(begin)

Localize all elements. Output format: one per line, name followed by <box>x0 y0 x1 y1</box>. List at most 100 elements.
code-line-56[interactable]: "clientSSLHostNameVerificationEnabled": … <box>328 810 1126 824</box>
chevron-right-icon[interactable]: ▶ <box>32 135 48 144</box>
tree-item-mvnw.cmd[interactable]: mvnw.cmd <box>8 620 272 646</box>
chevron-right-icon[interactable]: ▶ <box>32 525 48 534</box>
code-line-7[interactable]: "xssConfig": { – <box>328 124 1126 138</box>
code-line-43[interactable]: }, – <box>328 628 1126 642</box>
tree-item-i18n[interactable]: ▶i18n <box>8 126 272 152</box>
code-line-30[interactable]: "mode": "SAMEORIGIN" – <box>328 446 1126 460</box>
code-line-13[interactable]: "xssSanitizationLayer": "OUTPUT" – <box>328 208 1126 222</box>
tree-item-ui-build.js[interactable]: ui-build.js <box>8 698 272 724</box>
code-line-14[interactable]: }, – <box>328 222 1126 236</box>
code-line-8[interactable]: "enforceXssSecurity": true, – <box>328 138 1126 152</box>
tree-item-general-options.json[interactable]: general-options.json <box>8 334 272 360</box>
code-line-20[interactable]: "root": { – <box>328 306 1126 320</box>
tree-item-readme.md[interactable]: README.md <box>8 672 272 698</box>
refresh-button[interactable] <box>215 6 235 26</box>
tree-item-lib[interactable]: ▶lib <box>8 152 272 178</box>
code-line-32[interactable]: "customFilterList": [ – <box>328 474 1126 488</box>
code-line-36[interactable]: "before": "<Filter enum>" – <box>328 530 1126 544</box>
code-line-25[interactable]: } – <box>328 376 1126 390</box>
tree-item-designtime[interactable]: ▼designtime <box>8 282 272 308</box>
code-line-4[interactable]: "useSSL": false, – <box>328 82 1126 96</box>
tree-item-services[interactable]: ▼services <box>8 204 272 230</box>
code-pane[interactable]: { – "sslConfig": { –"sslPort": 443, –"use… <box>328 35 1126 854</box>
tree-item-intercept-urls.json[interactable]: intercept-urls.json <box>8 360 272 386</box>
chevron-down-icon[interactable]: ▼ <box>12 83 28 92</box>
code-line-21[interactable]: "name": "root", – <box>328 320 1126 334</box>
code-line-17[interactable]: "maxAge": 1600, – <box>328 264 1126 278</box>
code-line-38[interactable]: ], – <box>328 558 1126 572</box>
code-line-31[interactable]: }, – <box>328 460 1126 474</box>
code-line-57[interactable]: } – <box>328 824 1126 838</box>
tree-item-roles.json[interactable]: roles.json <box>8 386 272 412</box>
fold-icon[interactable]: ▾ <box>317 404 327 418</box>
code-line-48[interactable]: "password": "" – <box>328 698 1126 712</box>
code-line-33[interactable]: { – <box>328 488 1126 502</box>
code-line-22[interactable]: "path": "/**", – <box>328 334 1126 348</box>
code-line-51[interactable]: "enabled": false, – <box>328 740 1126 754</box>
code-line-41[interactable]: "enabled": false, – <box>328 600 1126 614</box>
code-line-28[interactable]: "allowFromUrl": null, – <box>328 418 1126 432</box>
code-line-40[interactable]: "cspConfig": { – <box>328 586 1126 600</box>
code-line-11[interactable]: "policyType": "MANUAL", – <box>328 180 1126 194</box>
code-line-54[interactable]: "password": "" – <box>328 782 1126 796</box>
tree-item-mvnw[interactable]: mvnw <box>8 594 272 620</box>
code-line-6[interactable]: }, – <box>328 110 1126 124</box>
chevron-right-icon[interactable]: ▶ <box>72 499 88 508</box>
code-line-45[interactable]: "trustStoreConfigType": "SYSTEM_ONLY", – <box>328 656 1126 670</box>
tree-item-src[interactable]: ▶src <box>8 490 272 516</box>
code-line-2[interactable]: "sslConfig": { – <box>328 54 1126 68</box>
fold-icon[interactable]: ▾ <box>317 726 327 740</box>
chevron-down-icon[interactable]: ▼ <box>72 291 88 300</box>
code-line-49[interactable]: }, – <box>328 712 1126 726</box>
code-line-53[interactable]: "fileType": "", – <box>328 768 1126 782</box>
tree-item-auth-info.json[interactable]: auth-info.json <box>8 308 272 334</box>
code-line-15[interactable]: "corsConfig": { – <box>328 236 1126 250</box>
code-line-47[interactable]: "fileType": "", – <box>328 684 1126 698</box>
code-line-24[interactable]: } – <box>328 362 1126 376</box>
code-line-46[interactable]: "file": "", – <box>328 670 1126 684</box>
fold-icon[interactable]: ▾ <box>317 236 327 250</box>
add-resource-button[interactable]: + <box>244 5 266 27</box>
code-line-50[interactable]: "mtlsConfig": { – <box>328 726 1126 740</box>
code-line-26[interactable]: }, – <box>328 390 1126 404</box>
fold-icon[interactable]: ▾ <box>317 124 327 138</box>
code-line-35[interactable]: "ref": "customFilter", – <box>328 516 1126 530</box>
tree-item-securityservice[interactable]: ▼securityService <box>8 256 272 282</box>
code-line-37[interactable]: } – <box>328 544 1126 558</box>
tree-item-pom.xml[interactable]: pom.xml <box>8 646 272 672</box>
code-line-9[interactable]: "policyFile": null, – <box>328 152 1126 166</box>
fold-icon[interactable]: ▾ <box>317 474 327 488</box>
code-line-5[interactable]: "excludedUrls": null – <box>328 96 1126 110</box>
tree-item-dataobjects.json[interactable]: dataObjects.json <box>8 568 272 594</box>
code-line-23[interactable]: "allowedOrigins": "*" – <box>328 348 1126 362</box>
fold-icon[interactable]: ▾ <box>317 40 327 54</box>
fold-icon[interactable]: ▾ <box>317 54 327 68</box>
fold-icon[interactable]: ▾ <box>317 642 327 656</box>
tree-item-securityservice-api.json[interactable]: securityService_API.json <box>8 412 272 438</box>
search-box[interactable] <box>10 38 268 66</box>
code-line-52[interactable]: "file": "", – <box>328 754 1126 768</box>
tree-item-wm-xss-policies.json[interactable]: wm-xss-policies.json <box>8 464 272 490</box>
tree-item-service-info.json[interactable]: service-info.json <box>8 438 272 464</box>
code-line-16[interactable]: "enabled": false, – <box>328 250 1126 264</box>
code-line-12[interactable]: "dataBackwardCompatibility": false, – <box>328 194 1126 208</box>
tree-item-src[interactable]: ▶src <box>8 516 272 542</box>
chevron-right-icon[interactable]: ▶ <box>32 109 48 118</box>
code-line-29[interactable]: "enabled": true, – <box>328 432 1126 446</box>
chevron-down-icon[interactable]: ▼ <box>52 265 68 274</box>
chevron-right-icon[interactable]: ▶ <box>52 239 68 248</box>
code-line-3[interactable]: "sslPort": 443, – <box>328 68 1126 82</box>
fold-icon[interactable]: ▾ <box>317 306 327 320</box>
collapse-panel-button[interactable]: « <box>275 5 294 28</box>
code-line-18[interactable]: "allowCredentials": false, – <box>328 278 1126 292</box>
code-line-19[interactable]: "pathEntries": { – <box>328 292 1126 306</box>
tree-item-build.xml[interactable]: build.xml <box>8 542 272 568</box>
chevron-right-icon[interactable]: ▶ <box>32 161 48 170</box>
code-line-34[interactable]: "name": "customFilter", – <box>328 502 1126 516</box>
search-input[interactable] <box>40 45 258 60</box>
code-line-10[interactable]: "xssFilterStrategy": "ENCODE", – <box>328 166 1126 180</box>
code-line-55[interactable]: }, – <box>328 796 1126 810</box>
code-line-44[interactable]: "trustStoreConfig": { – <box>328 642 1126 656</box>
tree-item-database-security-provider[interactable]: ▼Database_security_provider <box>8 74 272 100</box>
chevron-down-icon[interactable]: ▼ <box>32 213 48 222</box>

(end)

→ WHAT THE TASK REQUIRES:
Retype all of the lines above word for word.

→ EXERCISE OUTPUT:
Localize all elements. Output format: one per line, name followed by <box>x0 y0 x1 y1</box>. List at most 100 elements.
code-line-56[interactable]: "clientSSLHostNameVerificationEnabled": … <box>328 810 1126 824</box>
chevron-right-icon[interactable]: ▶ <box>32 135 48 144</box>
tree-item-mvnw.cmd[interactable]: mvnw.cmd <box>8 620 272 646</box>
chevron-right-icon[interactable]: ▶ <box>32 525 48 534</box>
code-line-7[interactable]: "xssConfig": { – <box>328 124 1126 138</box>
code-line-43[interactable]: }, – <box>328 628 1126 642</box>
tree-item-i18n[interactable]: ▶i18n <box>8 126 272 152</box>
code-line-30[interactable]: "mode": "SAMEORIGIN" – <box>328 446 1126 460</box>
code-line-13[interactable]: "xssSanitizationLayer": "OUTPUT" – <box>328 208 1126 222</box>
tree-item-ui-build.js[interactable]: ui-build.js <box>8 698 272 724</box>
code-line-14[interactable]: }, – <box>328 222 1126 236</box>
code-line-8[interactable]: "enforceXssSecurity": true, – <box>328 138 1126 152</box>
tree-item-general-options.json[interactable]: general-options.json <box>8 334 272 360</box>
code-line-20[interactable]: "root": { – <box>328 306 1126 320</box>
tree-item-readme.md[interactable]: README.md <box>8 672 272 698</box>
refresh-button[interactable] <box>215 6 235 26</box>
tree-item-lib[interactable]: ▶lib <box>8 152 272 178</box>
code-line-32[interactable]: "customFilterList": [ – <box>328 474 1126 488</box>
code-line-36[interactable]: "before": "<Filter enum>" – <box>328 530 1126 544</box>
code-line-25[interactable]: } – <box>328 376 1126 390</box>
tree-item-designtime[interactable]: ▼designtime <box>8 282 272 308</box>
code-line-4[interactable]: "useSSL": false, – <box>328 82 1126 96</box>
tree-item-services[interactable]: ▼services <box>8 204 272 230</box>
code-pane[interactable]: { – "sslConfig": { –"sslPort": 443, –"use… <box>328 35 1126 854</box>
tree-item-intercept-urls.json[interactable]: intercept-urls.json <box>8 360 272 386</box>
chevron-down-icon[interactable]: ▼ <box>12 83 28 92</box>
code-line-21[interactable]: "name": "root", – <box>328 320 1126 334</box>
code-line-17[interactable]: "maxAge": 1600, – <box>328 264 1126 278</box>
code-line-38[interactable]: ], – <box>328 558 1126 572</box>
code-line-31[interactable]: }, – <box>328 460 1126 474</box>
code-line-57[interactable]: } – <box>328 824 1126 838</box>
tree-item-roles.json[interactable]: roles.json <box>8 386 272 412</box>
fold-icon[interactable]: ▾ <box>317 404 327 418</box>
code-line-48[interactable]: "password": "" – <box>328 698 1126 712</box>
code-line-33[interactable]: { – <box>328 488 1126 502</box>
code-line-22[interactable]: "path": "/**", – <box>328 334 1126 348</box>
code-line-51[interactable]: "enabled": false, – <box>328 740 1126 754</box>
code-line-41[interactable]: "enabled": false, – <box>328 600 1126 614</box>
code-line-28[interactable]: "allowFromUrl": null, – <box>328 418 1126 432</box>
code-line-40[interactable]: "cspConfig": { – <box>328 586 1126 600</box>
code-line-11[interactable]: "policyType": "MANUAL", – <box>328 180 1126 194</box>
code-line-54[interactable]: "password": "" – <box>328 782 1126 796</box>
tree-item-mvnw[interactable]: mvnw <box>8 594 272 620</box>
code-line-6[interactable]: }, – <box>328 110 1126 124</box>
chevron-right-icon[interactable]: ▶ <box>72 499 88 508</box>
code-line-45[interactable]: "trustStoreConfigType": "SYSTEM_ONLY", – <box>328 656 1126 670</box>
tree-item-src[interactable]: ▶src <box>8 490 272 516</box>
code-line-2[interactable]: "sslConfig": { – <box>328 54 1126 68</box>
fold-icon[interactable]: ▾ <box>317 726 327 740</box>
chevron-down-icon[interactable]: ▼ <box>72 291 88 300</box>
code-line-49[interactable]: }, – <box>328 712 1126 726</box>
code-line-53[interactable]: "fileType": "", – <box>328 768 1126 782</box>
tree-item-auth-info.json[interactable]: auth-info.json <box>8 308 272 334</box>
code-line-15[interactable]: "corsConfig": { – <box>328 236 1126 250</box>
code-line-47[interactable]: "fileType": "", – <box>328 684 1126 698</box>
code-line-24[interactable]: } – <box>328 362 1126 376</box>
code-line-46[interactable]: "file": "", – <box>328 670 1126 684</box>
fold-icon[interactable]: ▾ <box>317 236 327 250</box>
add-resource-button[interactable]: + <box>244 5 266 27</box>
code-line-50[interactable]: "mtlsConfig": { – <box>328 726 1126 740</box>
code-line-26[interactable]: }, – <box>328 390 1126 404</box>
fold-icon[interactable]: ▾ <box>317 124 327 138</box>
code-line-35[interactable]: "ref": "customFilter", – <box>328 516 1126 530</box>
tree-item-securityservice[interactable]: ▼securityService <box>8 256 272 282</box>
code-line-37[interactable]: } – <box>328 544 1126 558</box>
tree-item-pom.xml[interactable]: pom.xml <box>8 646 272 672</box>
code-line-9[interactable]: "policyFile": null, – <box>328 152 1126 166</box>
fold-icon[interactable]: ▾ <box>317 474 327 488</box>
code-line-5[interactable]: "excludedUrls": null – <box>328 96 1126 110</box>
tree-item-dataobjects.json[interactable]: dataObjects.json <box>8 568 272 594</box>
code-line-23[interactable]: "allowedOrigins": "*" – <box>328 348 1126 362</box>
fold-icon[interactable]: ▾ <box>317 40 327 54</box>
fold-icon[interactable]: ▾ <box>317 54 327 68</box>
fold-icon[interactable]: ▾ <box>317 642 327 656</box>
tree-item-securityservice-api.json[interactable]: securityService_API.json <box>8 412 272 438</box>
search-box[interactable] <box>10 38 268 66</box>
code-line-52[interactable]: "file": "", – <box>328 754 1126 768</box>
tree-item-wm-xss-policies.json[interactable]: wm-xss-policies.json <box>8 464 272 490</box>
tree-item-service-info.json[interactable]: service-info.json <box>8 438 272 464</box>
code-line-16[interactable]: "enabled": false, – <box>328 250 1126 264</box>
code-line-12[interactable]: "dataBackwardCompatibility": false, – <box>328 194 1126 208</box>
tree-item-src[interactable]: ▶src <box>8 516 272 542</box>
chevron-right-icon[interactable]: ▶ <box>32 109 48 118</box>
code-line-29[interactable]: "enabled": true, – <box>328 432 1126 446</box>
chevron-down-icon[interactable]: ▼ <box>52 265 68 274</box>
chevron-right-icon[interactable]: ▶ <box>52 239 68 248</box>
code-line-3[interactable]: "sslPort": 443, – <box>328 68 1126 82</box>
fold-icon[interactable]: ▾ <box>317 306 327 320</box>
collapse-panel-button[interactable]: « <box>275 5 294 28</box>
code-line-18[interactable]: "allowCredentials": false, – <box>328 278 1126 292</box>
code-line-19[interactable]: "pathEntries": { – <box>328 292 1126 306</box>
tree-item-build.xml[interactable]: build.xml <box>8 542 272 568</box>
chevron-right-icon[interactable]: ▶ <box>32 161 48 170</box>
code-line-34[interactable]: "name": "customFilter", – <box>328 502 1126 516</box>
search-input[interactable] <box>40 45 258 60</box>
code-line-10[interactable]: "xssFilterStrategy": "ENCODE", – <box>328 166 1126 180</box>
code-line-55[interactable]: }, – <box>328 796 1126 810</box>
code-line-44[interactable]: "trustStoreConfig": { – <box>328 642 1126 656</box>
tree-item-database-security-provider[interactable]: ▼Database_security_provider <box>8 74 272 100</box>
chevron-down-icon[interactable]: ▼ <box>32 213 48 222</box>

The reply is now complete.